>> Start

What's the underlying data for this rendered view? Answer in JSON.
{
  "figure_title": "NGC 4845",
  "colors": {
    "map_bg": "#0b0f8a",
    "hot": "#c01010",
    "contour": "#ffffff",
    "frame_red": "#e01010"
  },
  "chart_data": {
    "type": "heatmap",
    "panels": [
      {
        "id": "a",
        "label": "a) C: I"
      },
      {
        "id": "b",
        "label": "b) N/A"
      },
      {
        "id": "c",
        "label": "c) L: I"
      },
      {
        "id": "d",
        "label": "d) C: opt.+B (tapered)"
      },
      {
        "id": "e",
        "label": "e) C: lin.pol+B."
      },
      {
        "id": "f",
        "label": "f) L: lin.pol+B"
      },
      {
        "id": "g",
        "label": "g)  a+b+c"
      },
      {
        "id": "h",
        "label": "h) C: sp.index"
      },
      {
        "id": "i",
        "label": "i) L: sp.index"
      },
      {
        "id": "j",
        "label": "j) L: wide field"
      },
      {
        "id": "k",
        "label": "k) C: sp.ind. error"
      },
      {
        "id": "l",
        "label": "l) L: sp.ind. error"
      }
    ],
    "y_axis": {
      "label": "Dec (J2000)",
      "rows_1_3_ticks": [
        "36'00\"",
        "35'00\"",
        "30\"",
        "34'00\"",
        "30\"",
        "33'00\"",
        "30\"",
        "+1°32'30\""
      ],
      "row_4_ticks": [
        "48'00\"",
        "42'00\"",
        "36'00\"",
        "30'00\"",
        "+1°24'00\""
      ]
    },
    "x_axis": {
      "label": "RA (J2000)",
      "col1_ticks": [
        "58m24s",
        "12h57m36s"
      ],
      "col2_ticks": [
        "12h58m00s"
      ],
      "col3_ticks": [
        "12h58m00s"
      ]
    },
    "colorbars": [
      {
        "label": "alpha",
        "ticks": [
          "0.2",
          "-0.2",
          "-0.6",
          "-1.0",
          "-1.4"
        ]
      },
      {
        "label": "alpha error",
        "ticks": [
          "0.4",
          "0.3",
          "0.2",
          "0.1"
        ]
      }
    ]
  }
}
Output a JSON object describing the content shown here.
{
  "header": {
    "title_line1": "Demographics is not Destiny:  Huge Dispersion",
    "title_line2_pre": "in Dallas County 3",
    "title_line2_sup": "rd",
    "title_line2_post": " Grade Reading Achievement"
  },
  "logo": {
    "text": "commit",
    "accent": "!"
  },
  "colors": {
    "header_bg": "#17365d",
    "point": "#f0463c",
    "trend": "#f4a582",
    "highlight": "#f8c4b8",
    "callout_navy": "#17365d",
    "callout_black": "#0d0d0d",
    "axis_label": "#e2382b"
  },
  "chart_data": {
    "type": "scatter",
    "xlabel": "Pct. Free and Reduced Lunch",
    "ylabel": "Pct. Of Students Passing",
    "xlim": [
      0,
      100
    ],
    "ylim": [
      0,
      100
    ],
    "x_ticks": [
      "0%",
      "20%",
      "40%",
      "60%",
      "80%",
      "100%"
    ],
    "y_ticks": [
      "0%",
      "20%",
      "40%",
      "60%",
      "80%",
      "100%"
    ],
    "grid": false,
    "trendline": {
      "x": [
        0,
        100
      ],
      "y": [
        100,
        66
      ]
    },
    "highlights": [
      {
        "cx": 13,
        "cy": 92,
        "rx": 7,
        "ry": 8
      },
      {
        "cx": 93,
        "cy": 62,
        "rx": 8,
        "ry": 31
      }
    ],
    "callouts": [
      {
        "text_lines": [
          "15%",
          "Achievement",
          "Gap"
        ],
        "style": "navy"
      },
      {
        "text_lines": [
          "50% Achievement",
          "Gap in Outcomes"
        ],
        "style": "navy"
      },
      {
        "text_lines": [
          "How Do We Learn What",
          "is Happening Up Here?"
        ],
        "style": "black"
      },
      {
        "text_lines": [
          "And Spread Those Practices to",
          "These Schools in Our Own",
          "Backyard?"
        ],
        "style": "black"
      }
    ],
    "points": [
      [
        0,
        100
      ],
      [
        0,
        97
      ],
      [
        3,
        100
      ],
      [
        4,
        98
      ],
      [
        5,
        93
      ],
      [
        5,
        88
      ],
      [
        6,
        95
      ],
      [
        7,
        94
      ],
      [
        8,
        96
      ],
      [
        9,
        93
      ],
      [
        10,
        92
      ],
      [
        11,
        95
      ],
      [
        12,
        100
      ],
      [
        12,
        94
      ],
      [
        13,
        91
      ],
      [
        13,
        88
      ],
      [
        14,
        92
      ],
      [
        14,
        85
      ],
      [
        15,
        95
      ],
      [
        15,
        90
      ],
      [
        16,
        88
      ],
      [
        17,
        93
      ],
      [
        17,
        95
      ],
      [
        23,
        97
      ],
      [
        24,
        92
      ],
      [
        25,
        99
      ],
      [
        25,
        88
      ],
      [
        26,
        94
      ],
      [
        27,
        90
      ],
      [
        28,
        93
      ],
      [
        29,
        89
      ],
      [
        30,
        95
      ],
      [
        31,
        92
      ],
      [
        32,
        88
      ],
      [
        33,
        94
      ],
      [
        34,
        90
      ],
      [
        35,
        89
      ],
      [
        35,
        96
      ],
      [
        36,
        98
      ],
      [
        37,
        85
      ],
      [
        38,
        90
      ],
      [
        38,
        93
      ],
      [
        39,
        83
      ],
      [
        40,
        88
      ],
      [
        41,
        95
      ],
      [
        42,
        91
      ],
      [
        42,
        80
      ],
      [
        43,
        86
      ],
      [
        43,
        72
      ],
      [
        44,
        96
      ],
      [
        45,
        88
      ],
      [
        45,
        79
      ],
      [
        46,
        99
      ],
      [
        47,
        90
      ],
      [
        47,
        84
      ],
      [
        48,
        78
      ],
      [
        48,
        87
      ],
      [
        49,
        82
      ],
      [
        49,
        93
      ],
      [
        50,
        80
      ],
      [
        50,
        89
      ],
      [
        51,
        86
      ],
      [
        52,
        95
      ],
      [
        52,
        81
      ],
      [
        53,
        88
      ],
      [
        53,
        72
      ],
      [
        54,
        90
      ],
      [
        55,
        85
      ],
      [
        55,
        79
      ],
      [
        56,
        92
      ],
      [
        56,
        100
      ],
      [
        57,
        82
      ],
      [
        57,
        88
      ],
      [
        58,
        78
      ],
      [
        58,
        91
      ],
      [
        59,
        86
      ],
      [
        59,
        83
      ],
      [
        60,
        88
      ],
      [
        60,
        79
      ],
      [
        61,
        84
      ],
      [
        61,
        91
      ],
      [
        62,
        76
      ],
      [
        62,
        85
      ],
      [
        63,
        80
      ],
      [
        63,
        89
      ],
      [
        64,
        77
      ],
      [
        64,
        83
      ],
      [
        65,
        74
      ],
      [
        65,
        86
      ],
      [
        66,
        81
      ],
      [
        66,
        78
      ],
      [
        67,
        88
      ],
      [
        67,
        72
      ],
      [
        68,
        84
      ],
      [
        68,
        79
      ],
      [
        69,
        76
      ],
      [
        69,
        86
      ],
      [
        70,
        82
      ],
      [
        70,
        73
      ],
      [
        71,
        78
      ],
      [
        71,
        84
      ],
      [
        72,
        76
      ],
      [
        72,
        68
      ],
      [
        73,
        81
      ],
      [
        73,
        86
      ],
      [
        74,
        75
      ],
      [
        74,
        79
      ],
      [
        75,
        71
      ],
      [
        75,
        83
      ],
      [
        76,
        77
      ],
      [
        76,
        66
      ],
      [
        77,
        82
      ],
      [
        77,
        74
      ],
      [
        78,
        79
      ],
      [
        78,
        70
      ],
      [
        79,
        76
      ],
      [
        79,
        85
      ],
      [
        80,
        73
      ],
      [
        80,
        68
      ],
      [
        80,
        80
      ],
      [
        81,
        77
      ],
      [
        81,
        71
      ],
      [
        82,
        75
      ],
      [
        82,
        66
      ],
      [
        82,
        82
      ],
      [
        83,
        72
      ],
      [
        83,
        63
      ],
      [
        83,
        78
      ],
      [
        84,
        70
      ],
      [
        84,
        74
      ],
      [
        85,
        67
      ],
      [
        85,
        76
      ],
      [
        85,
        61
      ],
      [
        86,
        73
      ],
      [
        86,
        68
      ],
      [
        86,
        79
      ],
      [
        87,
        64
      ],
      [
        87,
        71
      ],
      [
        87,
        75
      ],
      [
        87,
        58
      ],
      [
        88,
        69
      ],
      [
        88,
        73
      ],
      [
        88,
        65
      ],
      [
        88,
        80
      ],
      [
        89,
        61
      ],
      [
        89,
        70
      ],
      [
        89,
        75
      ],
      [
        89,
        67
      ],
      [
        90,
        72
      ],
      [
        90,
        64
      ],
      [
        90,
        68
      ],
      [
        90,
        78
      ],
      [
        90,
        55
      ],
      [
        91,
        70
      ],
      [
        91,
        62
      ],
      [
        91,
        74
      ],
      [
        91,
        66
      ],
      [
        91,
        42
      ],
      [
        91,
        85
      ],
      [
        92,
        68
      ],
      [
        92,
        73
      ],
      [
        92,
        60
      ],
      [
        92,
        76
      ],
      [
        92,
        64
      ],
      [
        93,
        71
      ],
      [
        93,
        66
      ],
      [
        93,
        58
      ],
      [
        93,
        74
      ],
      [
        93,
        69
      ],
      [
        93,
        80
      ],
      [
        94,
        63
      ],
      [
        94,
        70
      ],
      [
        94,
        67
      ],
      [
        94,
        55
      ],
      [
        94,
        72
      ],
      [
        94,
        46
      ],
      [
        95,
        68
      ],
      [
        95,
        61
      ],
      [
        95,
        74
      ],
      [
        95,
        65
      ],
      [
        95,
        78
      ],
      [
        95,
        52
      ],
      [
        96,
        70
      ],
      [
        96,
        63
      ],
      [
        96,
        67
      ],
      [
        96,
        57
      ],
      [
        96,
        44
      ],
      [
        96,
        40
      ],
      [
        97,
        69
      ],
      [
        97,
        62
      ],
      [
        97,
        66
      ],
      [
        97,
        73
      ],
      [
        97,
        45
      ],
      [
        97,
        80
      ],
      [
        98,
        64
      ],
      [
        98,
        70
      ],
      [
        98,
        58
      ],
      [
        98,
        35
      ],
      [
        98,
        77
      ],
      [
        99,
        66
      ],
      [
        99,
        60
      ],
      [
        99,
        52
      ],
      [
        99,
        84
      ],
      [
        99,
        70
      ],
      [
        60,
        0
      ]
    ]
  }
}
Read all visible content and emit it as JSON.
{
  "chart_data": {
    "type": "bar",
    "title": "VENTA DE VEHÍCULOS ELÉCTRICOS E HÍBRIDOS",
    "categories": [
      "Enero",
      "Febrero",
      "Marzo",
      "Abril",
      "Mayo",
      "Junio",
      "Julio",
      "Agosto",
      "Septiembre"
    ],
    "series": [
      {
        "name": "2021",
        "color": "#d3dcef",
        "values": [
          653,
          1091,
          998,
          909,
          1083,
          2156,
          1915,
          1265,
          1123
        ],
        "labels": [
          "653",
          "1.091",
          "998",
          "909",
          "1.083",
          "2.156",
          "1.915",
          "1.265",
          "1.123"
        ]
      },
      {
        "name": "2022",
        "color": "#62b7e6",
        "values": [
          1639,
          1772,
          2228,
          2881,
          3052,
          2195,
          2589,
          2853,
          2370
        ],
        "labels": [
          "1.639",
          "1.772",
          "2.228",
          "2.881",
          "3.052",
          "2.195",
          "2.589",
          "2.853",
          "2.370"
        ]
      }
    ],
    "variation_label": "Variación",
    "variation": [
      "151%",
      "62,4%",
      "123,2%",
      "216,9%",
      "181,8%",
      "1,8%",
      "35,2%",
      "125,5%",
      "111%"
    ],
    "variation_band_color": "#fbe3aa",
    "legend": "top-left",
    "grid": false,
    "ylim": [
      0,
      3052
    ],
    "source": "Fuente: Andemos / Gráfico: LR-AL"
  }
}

>> End

- [What is needed]
Where a line in the entries holds the word "JSON", copy that line.

- [Task output]
What's the underlying data for this rendered view? Answer in JSON.
Output a JSON object describing the content shown here.
Read all visible content and emit it as JSON.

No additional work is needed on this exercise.